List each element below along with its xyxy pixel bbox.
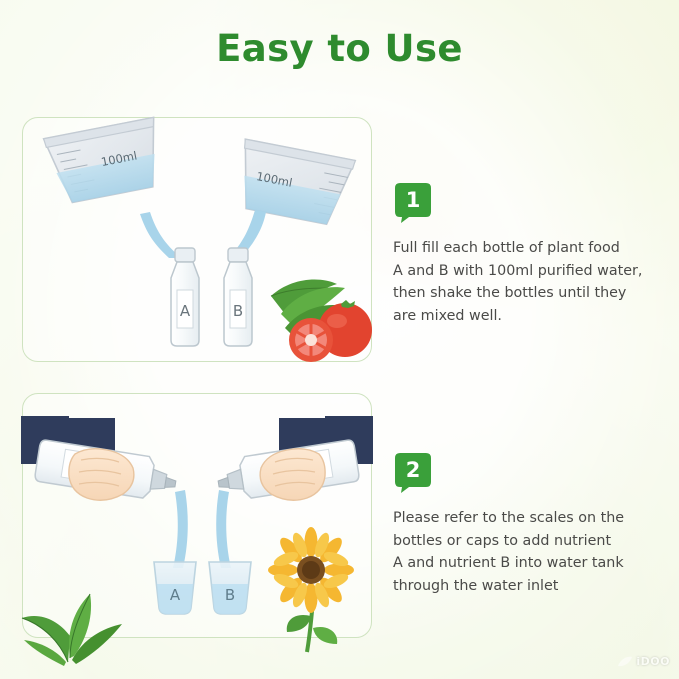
step-1: 1 Full fill each bottle of plant food A … bbox=[393, 182, 665, 327]
step-1-badge: 1 bbox=[393, 182, 437, 223]
pour-stream-left-2 bbox=[173, 490, 188, 568]
pour-stream-right-2 bbox=[216, 490, 231, 568]
step-2-number: 2 bbox=[393, 452, 433, 488]
step-1-illustration-panel: 100ml 100ml bbox=[22, 117, 372, 362]
bottle-b: B bbox=[224, 248, 252, 346]
watermark-text: iDOO bbox=[636, 655, 670, 668]
bottle-a: A bbox=[171, 248, 199, 346]
cup-b: B bbox=[209, 562, 251, 614]
produce-sunflower bbox=[268, 527, 354, 652]
cup-b-label: B bbox=[225, 586, 235, 604]
illustration-fill-bottles: 100ml 100ml bbox=[23, 118, 371, 361]
cup-a-label: A bbox=[170, 586, 181, 604]
step-2-text: Please refer to the scales on the bottle… bbox=[393, 507, 665, 597]
product-infographic: Easy to Use bbox=[0, 0, 679, 679]
step-2-badge: 2 bbox=[393, 452, 437, 493]
step-2: 2 Please refer to the scales on the bott… bbox=[393, 452, 665, 597]
step-1-text: Full fill each bottle of plant food A an… bbox=[393, 237, 665, 327]
leaf-icon bbox=[617, 656, 633, 668]
produce-basil-bottom-left bbox=[14, 566, 124, 670]
page-title: Easy to Use bbox=[0, 27, 679, 70]
cup-a: A bbox=[154, 562, 196, 614]
bottle-a-label: A bbox=[180, 302, 191, 320]
produce-tomato-basil bbox=[271, 280, 372, 362]
bottle-b-label: B bbox=[233, 302, 243, 320]
step-1-number: 1 bbox=[393, 182, 433, 218]
hand-left-with-bottle-a: A bbox=[21, 416, 179, 503]
hand-right-with-bottle-b: B bbox=[215, 416, 373, 503]
beaker-right: 100ml bbox=[232, 139, 355, 227]
beaker-left: 100ml bbox=[44, 117, 167, 205]
brand-watermark: iDOO bbox=[617, 655, 670, 668]
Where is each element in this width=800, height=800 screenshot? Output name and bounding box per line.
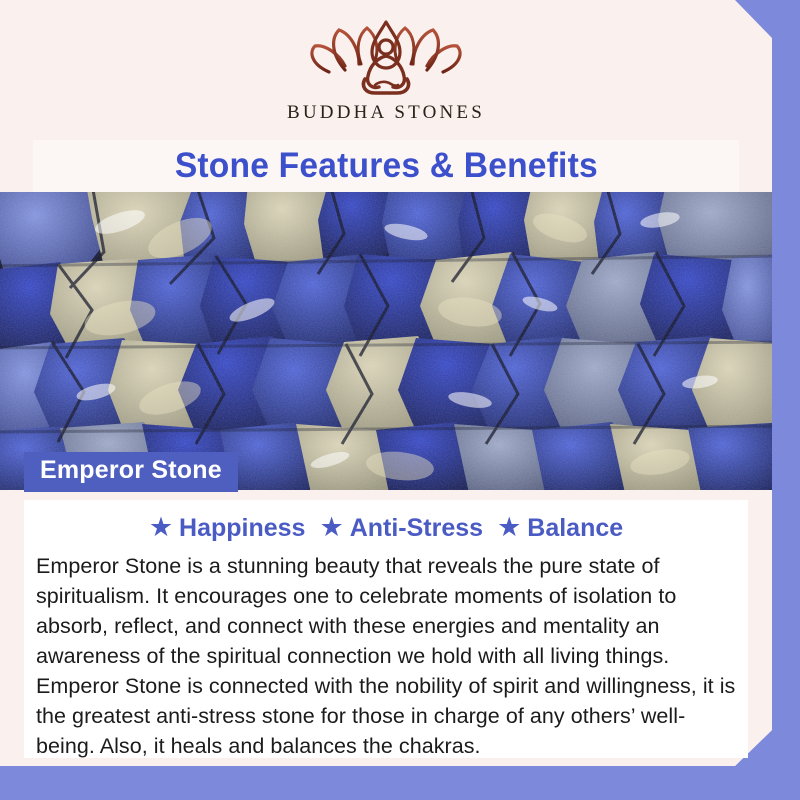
star-icon: ★ (319, 514, 343, 541)
lapis-lazuli-stones-illustration (0, 192, 772, 490)
star-icon: ★ (149, 514, 173, 541)
benefit-label: Anti-Stress (350, 514, 483, 543)
benefits-row: ★ Happiness ★ Anti-Stress ★ Balance (32, 514, 740, 543)
stone-name-banner: Emperor Stone (24, 452, 238, 492)
description-text: Emperor Stone is a stunning beauty that … (32, 551, 740, 761)
title-bar: Stone Features & Benefits (33, 140, 739, 192)
benefit-item-happiness: ★ Happiness (149, 514, 306, 543)
benefit-item-balance: ★ Balance (497, 514, 623, 543)
description-card: ★ Happiness ★ Anti-Stress ★ Balance Empe… (24, 500, 748, 758)
lotus-meditating-figure-logo (301, 16, 471, 98)
star-icon: ★ (497, 514, 521, 541)
benefit-label: Happiness (179, 514, 305, 543)
benefit-item-anti-stress: ★ Anti-Stress (319, 514, 483, 543)
description-paragraph-1: Emperor Stone is a stunning beauty that … (36, 551, 736, 671)
page-title: Stone Features & Benefits (174, 146, 597, 186)
brand-name: BUDDHA STONES (287, 102, 485, 124)
description-paragraph-2: Emperor Stone is connected with the nobi… (36, 671, 736, 761)
hero-stone-image (0, 192, 772, 490)
brand-header: BUDDHA STONES (0, 0, 772, 148)
benefit-label: Balance (527, 514, 623, 543)
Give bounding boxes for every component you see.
★ ★ ★ ★ ★ ★ ★
Write the data lines starting at the one containing "step-1: 1 Full" and ending at the one containing "bottle-b: B bbox=[224, 248, 252, 346]" as a JSON list of strings, one string per line, skipping blank lines.

*Output for this exercise*
[
  "step-1: 1 Full fill each bottle of plant food A … bbox=[393, 182, 665, 327]",
  "step-1-badge: 1 bbox=[393, 182, 437, 223]",
  "pour-stream-left-2 bbox=[173, 490, 188, 568]",
  "pour-stream-right-2 bbox=[216, 490, 231, 568]",
  "step-2-number: 2 bbox=[393, 452, 433, 488]",
  "step-1-illustration-panel: 100ml 100ml bbox=[22, 117, 372, 362]",
  "bottle-b: B bbox=[224, 248, 252, 346]"
]